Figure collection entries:
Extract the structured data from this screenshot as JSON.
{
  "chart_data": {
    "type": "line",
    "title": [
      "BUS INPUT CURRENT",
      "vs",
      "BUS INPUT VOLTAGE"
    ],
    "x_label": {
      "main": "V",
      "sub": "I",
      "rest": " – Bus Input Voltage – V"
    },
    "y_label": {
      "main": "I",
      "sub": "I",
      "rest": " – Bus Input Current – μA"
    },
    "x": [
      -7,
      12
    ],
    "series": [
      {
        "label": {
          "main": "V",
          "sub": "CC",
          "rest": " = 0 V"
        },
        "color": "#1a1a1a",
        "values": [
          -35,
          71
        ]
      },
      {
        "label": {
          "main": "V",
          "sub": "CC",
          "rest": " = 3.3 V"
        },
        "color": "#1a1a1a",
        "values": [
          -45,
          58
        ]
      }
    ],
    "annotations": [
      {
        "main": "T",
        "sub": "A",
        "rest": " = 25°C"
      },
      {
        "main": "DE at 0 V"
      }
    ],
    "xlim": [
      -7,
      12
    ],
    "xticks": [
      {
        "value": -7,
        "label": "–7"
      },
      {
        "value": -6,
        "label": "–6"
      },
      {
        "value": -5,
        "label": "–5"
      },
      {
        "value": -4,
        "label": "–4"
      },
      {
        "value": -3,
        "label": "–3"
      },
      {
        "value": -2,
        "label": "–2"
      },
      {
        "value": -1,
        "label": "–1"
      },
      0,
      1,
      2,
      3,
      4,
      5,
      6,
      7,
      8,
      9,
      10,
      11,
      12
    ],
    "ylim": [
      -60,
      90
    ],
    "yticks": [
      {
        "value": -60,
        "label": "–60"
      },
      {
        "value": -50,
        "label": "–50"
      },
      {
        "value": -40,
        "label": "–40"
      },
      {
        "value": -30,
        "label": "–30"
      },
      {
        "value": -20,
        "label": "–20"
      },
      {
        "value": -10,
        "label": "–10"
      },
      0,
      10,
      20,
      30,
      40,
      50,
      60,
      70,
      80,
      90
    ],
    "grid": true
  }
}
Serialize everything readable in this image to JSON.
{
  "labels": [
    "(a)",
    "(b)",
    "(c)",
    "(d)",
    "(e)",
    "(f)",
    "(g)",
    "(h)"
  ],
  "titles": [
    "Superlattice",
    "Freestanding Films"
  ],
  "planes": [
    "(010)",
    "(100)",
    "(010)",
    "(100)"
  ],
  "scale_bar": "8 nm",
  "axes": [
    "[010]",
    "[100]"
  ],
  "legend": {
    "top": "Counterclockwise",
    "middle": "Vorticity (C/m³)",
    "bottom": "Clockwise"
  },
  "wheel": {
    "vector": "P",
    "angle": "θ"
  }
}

Task details: Nothing may be left out: return each entry exactly as it reads.

Full solution:
Extract the structured data from this screenshot as JSON.
{
  "chart_data": {
    "type": "line",
    "title": [
      "BUS INPUT CURRENT",
      "vs",
      "BUS INPUT VOLTAGE"
    ],
    "x_label": {
      "main": "V",
      "sub": "I",
      "rest": " – Bus Input Voltage – V"
    },
    "y_label": {
      "main": "I",
      "sub": "I",
      "rest": " – Bus Input Current – μA"
    },
    "x": [
      -7,
      12
    ],
    "series": [
      {
        "label": {
          "main": "V",
          "sub": "CC",
          "rest": " = 0 V"
        },
        "color": "#1a1a1a",
        "values": [
          -35,
          71
        ]
      },
      {
        "label": {
          "main": "V",
          "sub": "CC",
          "rest": " = 3.3 V"
        },
        "color": "#1a1a1a",
        "values": [
          -45,
          58
        ]
      }
    ],
    "annotations": [
      {
        "main": "T",
        "sub": "A",
        "rest": " = 25°C"
      },
      {
        "main": "DE at 0 V"
      }
    ],
    "xlim": [
      -7,
      12
    ],
    "xticks": [
      {
        "value": -7,
        "label": "–7"
      },
      {
        "value": -6,
        "label": "–6"
      },
      {
        "value": -5,
        "label": "–5"
      },
      {
        "value": -4,
        "label": "–4"
      },
      {
        "value": -3,
        "label": "–3"
      },
      {
        "value": -2,
        "label": "–2"
      },
      {
        "value": -1,
        "label": "–1"
      },
      0,
      1,
      2,
      3,
      4,
      5,
      6,
      7,
      8,
      9,
      10,
      11,
      12
    ],
    "ylim": [
      -60,
      90
    ],
    "yticks": [
      {
        "value": -60,
        "label": "–60"
      },
      {
        "value": -50,
        "label": "–50"
      },
      {
        "value": -40,
        "label": "–40"
      },
      {
        "value": -30,
        "label": "–30"
      },
      {
        "value": -20,
        "label": "–20"
      },
      {
        "value": -10,
        "label": "–10"
      },
      0,
      10,
      20,
      30,
      40,
      50,
      60,
      70,
      80,
      90
    ],
    "grid": true
  }
}
Serialize everything readable in this image to JSON.
{
  "labels": [
    "(a)",
    "(b)",
    "(c)",
    "(d)",
    "(e)",
    "(f)",
    "(g)",
    "(h)"
  ],
  "titles": [
    "Superlattice",
    "Freestanding Films"
  ],
  "planes": [
    "(010)",
    "(100)",
    "(010)",
    "(100)"
  ],
  "scale_bar": "8 nm",
  "axes": [
    "[010]",
    "[100]"
  ],
  "legend": {
    "top": "Counterclockwise",
    "middle": "Vorticity (C/m³)",
    "bottom": "Clockwise"
  },
  "wheel": {
    "vector": "P",
    "angle": "θ"
  }
}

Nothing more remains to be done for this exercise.